_WORK REQUIRED:_
Below are some records; retype all of them exactly.

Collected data
☆ ☆ ☆ ☆ ☆

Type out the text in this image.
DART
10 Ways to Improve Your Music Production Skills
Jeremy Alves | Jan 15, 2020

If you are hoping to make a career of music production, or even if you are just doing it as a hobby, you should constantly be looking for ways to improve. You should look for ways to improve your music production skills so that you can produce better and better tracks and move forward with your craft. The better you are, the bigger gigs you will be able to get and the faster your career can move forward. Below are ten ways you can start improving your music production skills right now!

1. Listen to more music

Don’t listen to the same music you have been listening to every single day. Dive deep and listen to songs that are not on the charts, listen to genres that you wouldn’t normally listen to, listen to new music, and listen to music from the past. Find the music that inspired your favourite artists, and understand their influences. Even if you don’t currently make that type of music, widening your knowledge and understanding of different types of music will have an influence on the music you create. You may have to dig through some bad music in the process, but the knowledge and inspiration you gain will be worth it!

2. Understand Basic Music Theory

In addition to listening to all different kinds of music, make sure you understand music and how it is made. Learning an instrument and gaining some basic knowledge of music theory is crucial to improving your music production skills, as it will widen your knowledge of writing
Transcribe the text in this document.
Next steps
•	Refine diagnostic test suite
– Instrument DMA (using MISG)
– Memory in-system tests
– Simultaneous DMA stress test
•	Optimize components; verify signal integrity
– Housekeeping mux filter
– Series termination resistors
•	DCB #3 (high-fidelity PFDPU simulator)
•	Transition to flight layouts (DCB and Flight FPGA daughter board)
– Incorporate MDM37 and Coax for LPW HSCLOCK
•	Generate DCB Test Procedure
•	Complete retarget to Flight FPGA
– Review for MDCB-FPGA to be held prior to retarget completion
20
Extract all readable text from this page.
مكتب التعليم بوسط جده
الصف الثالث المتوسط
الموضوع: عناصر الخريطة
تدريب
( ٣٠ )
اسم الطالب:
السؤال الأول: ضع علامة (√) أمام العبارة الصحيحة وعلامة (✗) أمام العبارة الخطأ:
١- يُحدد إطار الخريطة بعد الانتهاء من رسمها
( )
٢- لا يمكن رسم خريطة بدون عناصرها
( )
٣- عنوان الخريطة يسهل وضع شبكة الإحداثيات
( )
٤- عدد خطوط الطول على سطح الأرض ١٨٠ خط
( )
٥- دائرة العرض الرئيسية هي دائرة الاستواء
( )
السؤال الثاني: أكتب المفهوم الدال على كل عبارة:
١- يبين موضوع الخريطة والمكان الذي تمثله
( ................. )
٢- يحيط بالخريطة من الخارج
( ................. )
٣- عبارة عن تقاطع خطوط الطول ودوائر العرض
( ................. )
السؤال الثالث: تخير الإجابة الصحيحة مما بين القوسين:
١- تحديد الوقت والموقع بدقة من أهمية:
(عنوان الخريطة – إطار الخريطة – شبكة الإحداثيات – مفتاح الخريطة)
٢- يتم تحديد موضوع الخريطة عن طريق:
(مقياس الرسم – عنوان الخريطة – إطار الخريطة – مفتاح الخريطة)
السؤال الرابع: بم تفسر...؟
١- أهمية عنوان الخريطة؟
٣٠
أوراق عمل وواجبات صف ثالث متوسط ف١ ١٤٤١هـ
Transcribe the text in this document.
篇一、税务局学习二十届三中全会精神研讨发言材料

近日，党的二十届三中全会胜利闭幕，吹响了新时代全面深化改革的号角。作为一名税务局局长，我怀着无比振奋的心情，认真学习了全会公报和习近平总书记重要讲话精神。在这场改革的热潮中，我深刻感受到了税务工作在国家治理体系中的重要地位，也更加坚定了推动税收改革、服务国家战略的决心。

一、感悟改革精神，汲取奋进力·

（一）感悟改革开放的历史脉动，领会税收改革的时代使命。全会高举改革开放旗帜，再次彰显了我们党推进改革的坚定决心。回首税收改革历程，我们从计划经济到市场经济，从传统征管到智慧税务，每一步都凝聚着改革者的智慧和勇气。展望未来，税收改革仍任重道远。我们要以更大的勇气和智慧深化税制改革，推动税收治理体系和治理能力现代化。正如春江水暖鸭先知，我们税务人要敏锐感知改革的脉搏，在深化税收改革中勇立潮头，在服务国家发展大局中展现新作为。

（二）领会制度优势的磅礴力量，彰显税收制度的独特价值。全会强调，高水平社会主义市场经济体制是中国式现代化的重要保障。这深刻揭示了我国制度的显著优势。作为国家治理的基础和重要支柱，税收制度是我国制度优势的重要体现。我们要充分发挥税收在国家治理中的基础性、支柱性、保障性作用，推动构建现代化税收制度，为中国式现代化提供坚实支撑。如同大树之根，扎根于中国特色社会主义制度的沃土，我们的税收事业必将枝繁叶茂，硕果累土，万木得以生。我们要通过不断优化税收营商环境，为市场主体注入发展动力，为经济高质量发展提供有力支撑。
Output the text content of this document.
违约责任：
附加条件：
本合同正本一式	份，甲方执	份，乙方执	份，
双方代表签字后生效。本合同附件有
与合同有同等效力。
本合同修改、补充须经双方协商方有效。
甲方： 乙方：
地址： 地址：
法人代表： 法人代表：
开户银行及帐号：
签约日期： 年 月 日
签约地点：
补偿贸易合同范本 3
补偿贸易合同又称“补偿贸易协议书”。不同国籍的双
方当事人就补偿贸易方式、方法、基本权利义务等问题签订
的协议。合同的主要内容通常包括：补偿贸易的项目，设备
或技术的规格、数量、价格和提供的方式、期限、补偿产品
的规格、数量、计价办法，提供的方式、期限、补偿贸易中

☆ ☆ ☆ ☆ ☆

_SOLUTION FOR THIS TASK:_
Type out the text in this image.
DART
10 Ways to Improve Your Music Production Skills
Jeremy Alves | Jan 15, 2020

If you are hoping to make a career of music production, or even if you are just doing it as a hobby, you should constantly be looking for ways to improve. You should look for ways to improve your music production skills so that you can produce better and better tracks and move forward with your craft. The better you are, the bigger gigs you will be able to get and the faster your career can move forward. Below are ten ways you can start improving your music production skills right now!

1. Listen to more music

Don’t listen to the same music you have been listening to every single day. Dive deep and listen to songs that are not on the charts, listen to genres that you wouldn’t normally listen to, listen to new music, and listen to music from the past. Find the music that inspired your favourite artists, and understand their influences. Even if you don’t currently make that type of music, widening your knowledge and understanding of different types of music will have an influence on the music you create. You may have to dig through some bad music in the process, but the knowledge and inspiration you gain will be worth it!

2. Understand Basic Music Theory

In addition to listening to all different kinds of music, make sure you understand music and how it is made. Learning an instrument and gaining some basic knowledge of music theory is crucial to improving your music production skills, as it will widen your knowledge of writing
Transcribe the text in this document.
Next steps
•	Refine diagnostic test suite
– Instrument DMA (using MISG)
– Memory in-system tests
– Simultaneous DMA stress test
•	Optimize components; verify signal integrity
– Housekeeping mux filter
– Series termination resistors
•	DCB #3 (high-fidelity PFDPU simulator)
•	Transition to flight layouts (DCB and Flight FPGA daughter board)
– Incorporate MDM37 and Coax for LPW HSCLOCK
•	Generate DCB Test Procedure
•	Complete retarget to Flight FPGA
– Review for MDCB-FPGA to be held prior to retarget completion
20
Extract all readable text from this page.
مكتب التعليم بوسط جده
الصف الثالث المتوسط
الموضوع: عناصر الخريطة
تدريب
( ٣٠ )
اسم الطالب:
السؤال الأول: ضع علامة (√) أمام العبارة الصحيحة وعلامة (✗) أمام العبارة الخطأ:
١- يُحدد إطار الخريطة بعد الانتهاء من رسمها
( )
٢- لا يمكن رسم خريطة بدون عناصرها
( )
٣- عنوان الخريطة يسهل وضع شبكة الإحداثيات
( )
٤- عدد خطوط الطول على سطح الأرض ١٨٠ خط
( )
٥- دائرة العرض الرئيسية هي دائرة الاستواء
( )
السؤال الثاني: أكتب المفهوم الدال على كل عبارة:
١- يبين موضوع الخريطة والمكان الذي تمثله
( ................. )
٢- يحيط بالخريطة من الخارج
( ................. )
٣- عبارة عن تقاطع خطوط الطول ودوائر العرض
( ................. )
السؤال الثالث: تخير الإجابة الصحيحة مما بين القوسين:
١- تحديد الوقت والموقع بدقة من أهمية:
(عنوان الخريطة – إطار الخريطة – شبكة الإحداثيات – مفتاح الخريطة)
٢- يتم تحديد موضوع الخريطة عن طريق:
(مقياس الرسم – عنوان الخريطة – إطار الخريطة – مفتاح الخريطة)
السؤال الرابع: بم تفسر...؟
١- أهمية عنوان الخريطة؟
٣٠
أوراق عمل وواجبات صف ثالث متوسط ف١ ١٤٤١هـ
Transcribe the text in this document.
篇一、税务局学习二十届三中全会精神研讨发言材料

近日，党的二十届三中全会胜利闭幕，吹响了新时代全面深化改革的号角。作为一名税务局局长，我怀着无比振奋的心情，认真学习了全会公报和习近平总书记重要讲话精神。在这场改革的热潮中，我深刻感受到了税务工作在国家治理体系中的重要地位，也更加坚定了推动税收改革、服务国家战略的决心。

一、感悟改革精神，汲取奋进力·

（一）感悟改革开放的历史脉动，领会税收改革的时代使命。全会高举改革开放旗帜，再次彰显了我们党推进改革的坚定决心。回首税收改革历程，我们从计划经济到市场经济，从传统征管到智慧税务，每一步都凝聚着改革者的智慧和勇气。展望未来，税收改革仍任重道远。我们要以更大的勇气和智慧深化税制改革，推动税收治理体系和治理能力现代化。正如春江水暖鸭先知，我们税务人要敏锐感知改革的脉搏，在深化税收改革中勇立潮头，在服务国家发展大局中展现新作为。

（二）领会制度优势的磅礴力量，彰显税收制度的独特价值。全会强调，高水平社会主义市场经济体制是中国式现代化的重要保障。这深刻揭示了我国制度的显著优势。作为国家治理的基础和重要支柱，税收制度是我国制度优势的重要体现。我们要充分发挥税收在国家治理中的基础性、支柱性、保障性作用，推动构建现代化税收制度，为中国式现代化提供坚实支撑。如同大树之根，扎根于中国特色社会主义制度的沃土，我们的税收事业必将枝繁叶茂，硕果累土，万木得以生。我们要通过不断优化税收营商环境，为市场主体注入发展动力，为经济高质量发展提供有力支撑。
Output the text content of this document.
违约责任：
附加条件：
本合同正本一式	份，甲方执	份，乙方执	份，
双方代表签字后生效。本合同附件有
与合同有同等效力。
本合同修改、补充须经双方协商方有效。
甲方： 乙方：
地址： 地址：
法人代表： 法人代表：
开户银行及帐号：
签约日期： 年 月 日
签约地点：
补偿贸易合同范本 3
补偿贸易合同又称“补偿贸易协议书”。不同国籍的双
方当事人就补偿贸易方式、方法、基本权利义务等问题签订
的协议。合同的主要内容通常包括：补偿贸易的项目，设备
或技术的规格、数量、价格和提供的方式、期限、补偿产品
的规格、数量、计价办法，提供的方式、期限、补偿贸易中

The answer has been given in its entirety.